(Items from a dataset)
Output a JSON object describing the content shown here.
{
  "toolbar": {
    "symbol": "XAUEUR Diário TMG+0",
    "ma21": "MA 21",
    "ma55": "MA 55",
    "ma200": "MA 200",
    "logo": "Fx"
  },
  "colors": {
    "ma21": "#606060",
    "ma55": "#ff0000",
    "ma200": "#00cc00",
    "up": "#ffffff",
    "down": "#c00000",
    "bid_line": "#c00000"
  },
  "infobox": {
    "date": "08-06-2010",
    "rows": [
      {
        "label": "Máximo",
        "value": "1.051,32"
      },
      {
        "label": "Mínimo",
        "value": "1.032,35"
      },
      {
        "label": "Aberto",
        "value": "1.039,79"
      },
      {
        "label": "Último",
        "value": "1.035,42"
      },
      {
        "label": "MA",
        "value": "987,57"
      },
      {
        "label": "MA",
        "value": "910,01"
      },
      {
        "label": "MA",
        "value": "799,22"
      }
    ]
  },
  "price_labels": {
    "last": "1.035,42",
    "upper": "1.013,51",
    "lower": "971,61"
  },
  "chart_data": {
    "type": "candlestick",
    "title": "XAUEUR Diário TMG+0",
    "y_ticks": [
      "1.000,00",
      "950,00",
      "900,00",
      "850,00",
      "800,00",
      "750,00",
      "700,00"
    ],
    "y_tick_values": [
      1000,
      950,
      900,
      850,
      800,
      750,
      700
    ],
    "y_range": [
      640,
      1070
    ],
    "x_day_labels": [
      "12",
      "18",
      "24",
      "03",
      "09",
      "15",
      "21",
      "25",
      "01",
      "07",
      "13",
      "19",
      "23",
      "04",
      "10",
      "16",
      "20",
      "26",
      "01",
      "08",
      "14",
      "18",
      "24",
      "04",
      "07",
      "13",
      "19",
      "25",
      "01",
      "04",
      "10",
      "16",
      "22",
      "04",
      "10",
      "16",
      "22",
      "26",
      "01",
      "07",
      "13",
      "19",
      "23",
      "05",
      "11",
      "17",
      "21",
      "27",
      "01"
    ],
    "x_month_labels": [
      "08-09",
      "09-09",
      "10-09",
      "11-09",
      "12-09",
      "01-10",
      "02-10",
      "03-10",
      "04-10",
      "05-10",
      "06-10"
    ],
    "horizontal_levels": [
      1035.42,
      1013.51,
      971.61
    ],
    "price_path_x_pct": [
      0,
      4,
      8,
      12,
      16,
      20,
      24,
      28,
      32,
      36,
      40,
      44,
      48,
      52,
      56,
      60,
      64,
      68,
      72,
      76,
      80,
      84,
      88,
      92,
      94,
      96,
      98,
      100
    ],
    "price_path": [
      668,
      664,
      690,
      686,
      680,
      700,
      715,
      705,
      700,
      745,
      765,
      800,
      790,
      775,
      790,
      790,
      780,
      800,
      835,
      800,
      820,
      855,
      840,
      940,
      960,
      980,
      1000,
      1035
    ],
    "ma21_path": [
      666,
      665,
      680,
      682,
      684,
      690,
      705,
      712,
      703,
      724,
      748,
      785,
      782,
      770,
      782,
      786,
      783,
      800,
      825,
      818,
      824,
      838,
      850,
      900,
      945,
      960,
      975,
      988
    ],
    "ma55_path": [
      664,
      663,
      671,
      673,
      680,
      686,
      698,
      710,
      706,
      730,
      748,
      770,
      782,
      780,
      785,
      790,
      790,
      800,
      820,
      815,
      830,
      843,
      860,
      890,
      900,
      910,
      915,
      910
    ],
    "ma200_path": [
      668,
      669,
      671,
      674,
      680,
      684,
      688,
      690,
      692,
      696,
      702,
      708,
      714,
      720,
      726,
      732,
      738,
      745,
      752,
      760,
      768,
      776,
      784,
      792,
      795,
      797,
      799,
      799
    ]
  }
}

- EXERCISE DETAILS: Exactly reproduce every line of the data above.

- EXERCISE RESULT:
Output a JSON object describing the content shown here.
{
  "toolbar": {
    "symbol": "XAUEUR Diário TMG+0",
    "ma21": "MA 21",
    "ma55": "MA 55",
    "ma200": "MA 200",
    "logo": "Fx"
  },
  "colors": {
    "ma21": "#606060",
    "ma55": "#ff0000",
    "ma200": "#00cc00",
    "up": "#ffffff",
    "down": "#c00000",
    "bid_line": "#c00000"
  },
  "infobox": {
    "date": "08-06-2010",
    "rows": [
      {
        "label": "Máximo",
        "value": "1.051,32"
      },
      {
        "label": "Mínimo",
        "value": "1.032,35"
      },
      {
        "label": "Aberto",
        "value": "1.039,79"
      },
      {
        "label": "Último",
        "value": "1.035,42"
      },
      {
        "label": "MA",
        "value": "987,57"
      },
      {
        "label": "MA",
        "value": "910,01"
      },
      {
        "label": "MA",
        "value": "799,22"
      }
    ]
  },
  "price_labels": {
    "last": "1.035,42",
    "upper": "1.013,51",
    "lower": "971,61"
  },
  "chart_data": {
    "type": "candlestick",
    "title": "XAUEUR Diário TMG+0",
    "y_ticks": [
      "1.000,00",
      "950,00",
      "900,00",
      "850,00",
      "800,00",
      "750,00",
      "700,00"
    ],
    "y_tick_values": [
      1000,
      950,
      900,
      850,
      800,
      750,
      700
    ],
    "y_range": [
      640,
      1070
    ],
    "x_day_labels": [
      "12",
      "18",
      "24",
      "03",
      "09",
      "15",
      "21",
      "25",
      "01",
      "07",
      "13",
      "19",
      "23",
      "04",
      "10",
      "16",
      "20",
      "26",
      "01",
      "08",
      "14",
      "18",
      "24",
      "04",
      "07",
      "13",
      "19",
      "25",
      "01",
      "04",
      "10",
      "16",
      "22",
      "04",
      "10",
      "16",
      "22",
      "26",
      "01",
      "07",
      "13",
      "19",
      "23",
      "05",
      "11",
      "17",
      "21",
      "27",
      "01"
    ],
    "x_month_labels": [
      "08-09",
      "09-09",
      "10-09",
      "11-09",
      "12-09",
      "01-10",
      "02-10",
      "03-10",
      "04-10",
      "05-10",
      "06-10"
    ],
    "horizontal_levels": [
      1035.42,
      1013.51,
      971.61
    ],
    "price_path_x_pct": [
      0,
      4,
      8,
      12,
      16,
      20,
      24,
      28,
      32,
      36,
      40,
      44,
      48,
      52,
      56,
      60,
      64,
      68,
      72,
      76,
      80,
      84,
      88,
      92,
      94,
      96,
      98,
      100
    ],
    "price_path": [
      668,
      664,
      690,
      686,
      680,
      700,
      715,
      705,
      700,
      745,
      765,
      800,
      790,
      775,
      790,
      790,
      780,
      800,
      835,
      800,
      820,
      855,
      840,
      940,
      960,
      980,
      1000,
      1035
    ],
    "ma21_path": [
      666,
      665,
      680,
      682,
      684,
      690,
      705,
      712,
      703,
      724,
      748,
      785,
      782,
      770,
      782,
      786,
      783,
      800,
      825,
      818,
      824,
      838,
      850,
      900,
      945,
      960,
      975,
      988
    ],
    "ma55_path": [
      664,
      663,
      671,
      673,
      680,
      686,
      698,
      710,
      706,
      730,
      748,
      770,
      782,
      780,
      785,
      790,
      790,
      800,
      820,
      815,
      830,
      843,
      860,
      890,
      900,
      910,
      915,
      910
    ],
    "ma200_path": [
      668,
      669,
      671,
      674,
      680,
      684,
      688,
      690,
      692,
      696,
      702,
      708,
      714,
      720,
      726,
      732,
      738,
      745,
      752,
      760,
      768,
      776,
      784,
      792,
      795,
      797,
      799,
      799
    ]
  }
}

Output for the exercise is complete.